_Data to process:_
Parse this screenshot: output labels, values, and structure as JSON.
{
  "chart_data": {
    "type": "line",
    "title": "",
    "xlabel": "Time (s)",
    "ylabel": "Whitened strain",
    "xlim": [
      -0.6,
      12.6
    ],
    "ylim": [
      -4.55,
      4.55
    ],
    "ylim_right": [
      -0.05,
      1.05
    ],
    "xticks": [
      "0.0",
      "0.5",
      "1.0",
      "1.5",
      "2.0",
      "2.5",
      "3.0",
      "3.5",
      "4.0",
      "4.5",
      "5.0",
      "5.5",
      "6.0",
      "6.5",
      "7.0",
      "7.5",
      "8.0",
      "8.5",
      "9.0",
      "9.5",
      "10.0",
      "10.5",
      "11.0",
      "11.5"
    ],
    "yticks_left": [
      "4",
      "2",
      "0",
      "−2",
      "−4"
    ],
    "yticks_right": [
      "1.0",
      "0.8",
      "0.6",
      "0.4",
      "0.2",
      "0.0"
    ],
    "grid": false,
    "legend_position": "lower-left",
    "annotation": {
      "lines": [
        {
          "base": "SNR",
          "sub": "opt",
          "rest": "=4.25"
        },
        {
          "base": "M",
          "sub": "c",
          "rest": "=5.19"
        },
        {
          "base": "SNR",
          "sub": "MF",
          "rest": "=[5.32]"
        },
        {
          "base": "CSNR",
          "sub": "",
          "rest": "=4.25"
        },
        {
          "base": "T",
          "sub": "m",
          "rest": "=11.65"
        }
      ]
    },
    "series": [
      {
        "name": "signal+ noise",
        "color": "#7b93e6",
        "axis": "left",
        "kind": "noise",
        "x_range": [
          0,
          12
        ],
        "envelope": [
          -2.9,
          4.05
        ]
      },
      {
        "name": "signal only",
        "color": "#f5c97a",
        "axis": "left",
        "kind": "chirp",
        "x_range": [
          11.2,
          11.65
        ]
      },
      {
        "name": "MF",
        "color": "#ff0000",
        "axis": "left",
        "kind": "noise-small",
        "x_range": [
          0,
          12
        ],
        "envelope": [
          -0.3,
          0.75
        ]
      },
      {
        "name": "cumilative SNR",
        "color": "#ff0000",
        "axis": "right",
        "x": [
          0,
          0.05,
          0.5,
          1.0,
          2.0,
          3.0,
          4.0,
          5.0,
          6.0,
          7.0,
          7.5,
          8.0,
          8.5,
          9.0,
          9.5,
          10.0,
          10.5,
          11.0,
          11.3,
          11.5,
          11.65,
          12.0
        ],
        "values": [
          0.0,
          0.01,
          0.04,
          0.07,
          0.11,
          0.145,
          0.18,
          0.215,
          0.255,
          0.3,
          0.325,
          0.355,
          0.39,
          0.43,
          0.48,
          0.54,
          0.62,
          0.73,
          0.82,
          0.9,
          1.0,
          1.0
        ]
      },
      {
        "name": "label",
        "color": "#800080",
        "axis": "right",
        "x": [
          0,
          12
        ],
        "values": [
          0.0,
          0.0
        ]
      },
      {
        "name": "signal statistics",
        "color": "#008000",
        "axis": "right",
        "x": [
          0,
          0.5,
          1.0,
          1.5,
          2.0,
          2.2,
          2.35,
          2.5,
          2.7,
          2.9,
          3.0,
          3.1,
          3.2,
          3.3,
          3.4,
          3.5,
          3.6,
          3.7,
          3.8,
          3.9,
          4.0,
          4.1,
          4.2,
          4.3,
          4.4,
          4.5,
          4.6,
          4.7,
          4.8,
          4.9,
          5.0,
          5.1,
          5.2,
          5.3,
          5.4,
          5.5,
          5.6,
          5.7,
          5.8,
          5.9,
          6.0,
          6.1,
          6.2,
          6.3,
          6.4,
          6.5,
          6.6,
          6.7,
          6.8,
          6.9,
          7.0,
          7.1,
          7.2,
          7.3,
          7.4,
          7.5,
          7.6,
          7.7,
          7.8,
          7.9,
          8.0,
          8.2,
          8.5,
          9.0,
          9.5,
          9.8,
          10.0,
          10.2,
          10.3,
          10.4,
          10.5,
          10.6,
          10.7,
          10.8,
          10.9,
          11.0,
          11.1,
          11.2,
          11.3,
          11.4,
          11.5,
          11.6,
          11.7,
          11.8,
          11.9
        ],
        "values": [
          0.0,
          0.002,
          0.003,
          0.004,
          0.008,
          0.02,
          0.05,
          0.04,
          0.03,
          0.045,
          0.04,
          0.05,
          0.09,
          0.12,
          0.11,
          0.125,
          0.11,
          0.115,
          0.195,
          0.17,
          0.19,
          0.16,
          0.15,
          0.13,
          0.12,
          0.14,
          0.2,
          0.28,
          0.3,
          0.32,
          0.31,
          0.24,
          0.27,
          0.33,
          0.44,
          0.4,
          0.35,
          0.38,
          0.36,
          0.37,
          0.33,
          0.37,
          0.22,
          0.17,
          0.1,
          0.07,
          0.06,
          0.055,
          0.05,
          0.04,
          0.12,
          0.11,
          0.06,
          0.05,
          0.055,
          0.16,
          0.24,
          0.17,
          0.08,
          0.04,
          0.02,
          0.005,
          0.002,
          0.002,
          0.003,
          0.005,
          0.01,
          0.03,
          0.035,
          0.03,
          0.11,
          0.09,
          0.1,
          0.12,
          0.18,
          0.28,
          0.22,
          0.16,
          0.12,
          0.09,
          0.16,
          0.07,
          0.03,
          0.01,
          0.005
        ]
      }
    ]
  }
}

---

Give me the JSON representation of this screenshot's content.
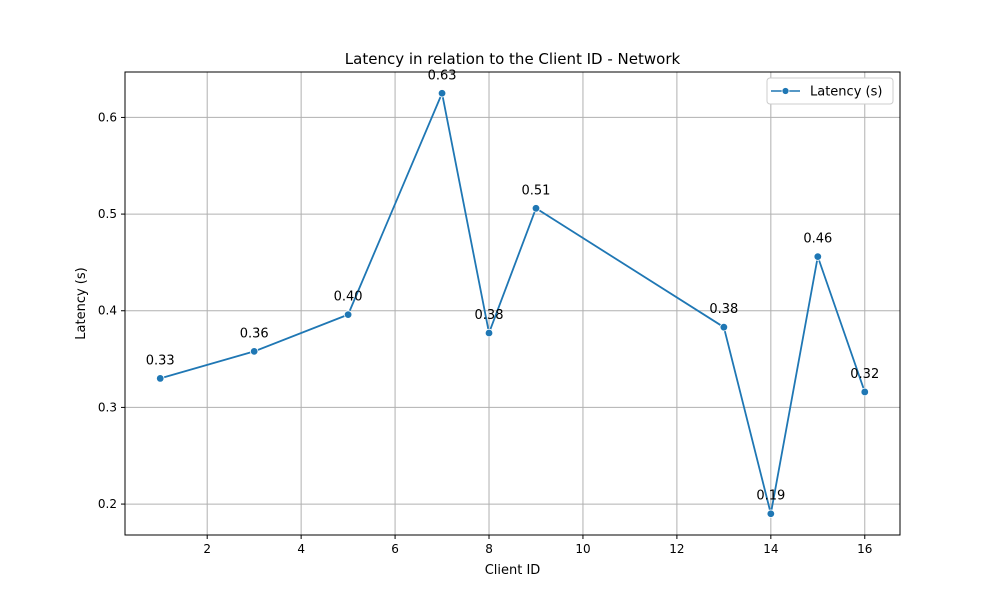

==

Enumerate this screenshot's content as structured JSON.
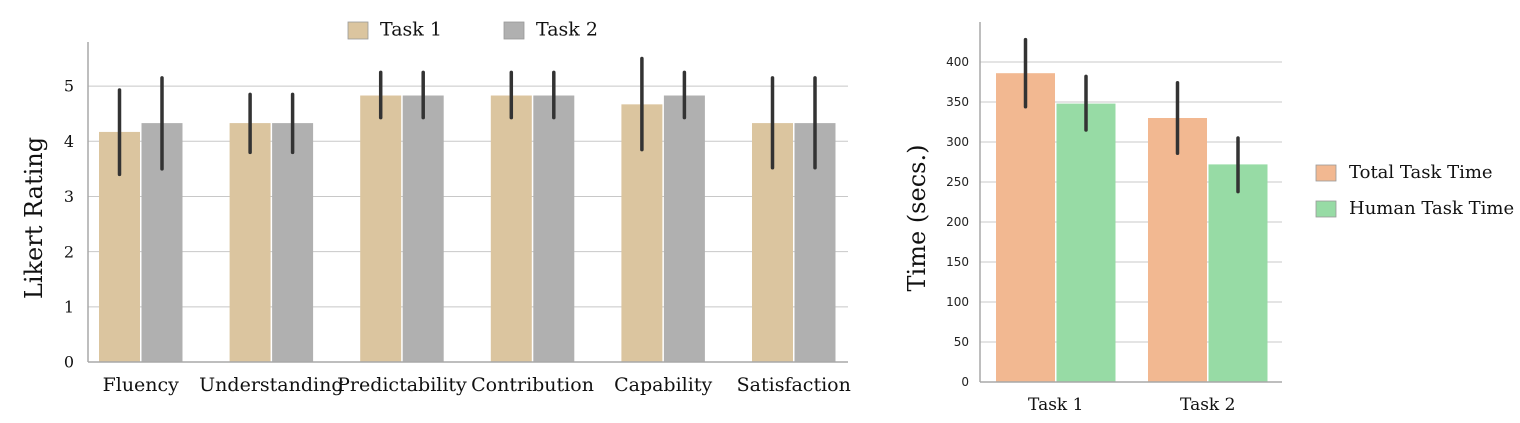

_Written task:_ Check each line of the records for the word "content", and show the lines that contain it.

_Reply:_
Give me the JSON representation of this screenshot's content.
Enumerate this screenshot's content as structured JSON.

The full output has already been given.